Items from a figure collection
======

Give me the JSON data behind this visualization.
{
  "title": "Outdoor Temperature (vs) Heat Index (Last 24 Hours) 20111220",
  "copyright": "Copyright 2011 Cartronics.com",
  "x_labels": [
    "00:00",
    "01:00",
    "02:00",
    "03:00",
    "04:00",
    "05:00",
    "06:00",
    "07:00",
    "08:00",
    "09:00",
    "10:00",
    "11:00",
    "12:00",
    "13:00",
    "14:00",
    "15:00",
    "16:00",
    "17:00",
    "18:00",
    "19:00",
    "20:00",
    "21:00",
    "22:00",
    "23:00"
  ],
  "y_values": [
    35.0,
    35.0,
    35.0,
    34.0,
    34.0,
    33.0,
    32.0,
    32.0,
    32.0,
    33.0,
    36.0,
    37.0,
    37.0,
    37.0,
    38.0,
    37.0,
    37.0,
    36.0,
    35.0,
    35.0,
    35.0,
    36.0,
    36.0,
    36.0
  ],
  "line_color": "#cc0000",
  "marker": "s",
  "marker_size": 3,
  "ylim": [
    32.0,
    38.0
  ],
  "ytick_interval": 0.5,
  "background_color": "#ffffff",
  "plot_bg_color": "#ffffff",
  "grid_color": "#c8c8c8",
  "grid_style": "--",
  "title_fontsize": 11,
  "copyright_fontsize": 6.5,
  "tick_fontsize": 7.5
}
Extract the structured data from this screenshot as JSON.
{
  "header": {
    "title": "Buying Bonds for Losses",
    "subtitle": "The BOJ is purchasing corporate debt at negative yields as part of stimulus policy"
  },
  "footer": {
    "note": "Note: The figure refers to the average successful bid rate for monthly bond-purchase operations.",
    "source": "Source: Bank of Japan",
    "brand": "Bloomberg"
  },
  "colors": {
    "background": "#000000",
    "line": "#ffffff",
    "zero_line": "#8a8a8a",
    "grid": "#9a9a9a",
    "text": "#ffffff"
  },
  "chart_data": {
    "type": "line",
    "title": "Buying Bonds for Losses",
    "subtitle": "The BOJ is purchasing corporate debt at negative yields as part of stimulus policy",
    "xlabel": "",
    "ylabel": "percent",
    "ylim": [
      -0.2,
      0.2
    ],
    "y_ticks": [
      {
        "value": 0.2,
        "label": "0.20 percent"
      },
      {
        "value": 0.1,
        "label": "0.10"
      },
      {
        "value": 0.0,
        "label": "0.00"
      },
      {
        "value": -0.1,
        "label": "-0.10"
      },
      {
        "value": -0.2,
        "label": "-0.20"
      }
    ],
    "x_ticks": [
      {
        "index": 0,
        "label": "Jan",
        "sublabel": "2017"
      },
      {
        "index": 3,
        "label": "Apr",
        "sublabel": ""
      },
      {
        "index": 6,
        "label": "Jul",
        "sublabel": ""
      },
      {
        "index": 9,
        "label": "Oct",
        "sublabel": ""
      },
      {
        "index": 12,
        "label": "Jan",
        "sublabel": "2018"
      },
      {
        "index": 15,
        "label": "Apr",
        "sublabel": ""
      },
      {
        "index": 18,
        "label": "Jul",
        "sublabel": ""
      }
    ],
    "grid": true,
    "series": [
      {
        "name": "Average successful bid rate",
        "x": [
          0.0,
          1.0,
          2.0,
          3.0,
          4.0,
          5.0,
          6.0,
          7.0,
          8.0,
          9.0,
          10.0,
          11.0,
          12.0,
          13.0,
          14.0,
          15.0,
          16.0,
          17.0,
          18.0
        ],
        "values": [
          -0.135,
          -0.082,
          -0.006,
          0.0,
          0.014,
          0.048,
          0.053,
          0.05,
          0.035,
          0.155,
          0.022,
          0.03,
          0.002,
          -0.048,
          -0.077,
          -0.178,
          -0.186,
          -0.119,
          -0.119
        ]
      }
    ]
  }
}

======

What to do => Work through the records line by line and tally those with the word "successful". Report only the total.

Full solution => 2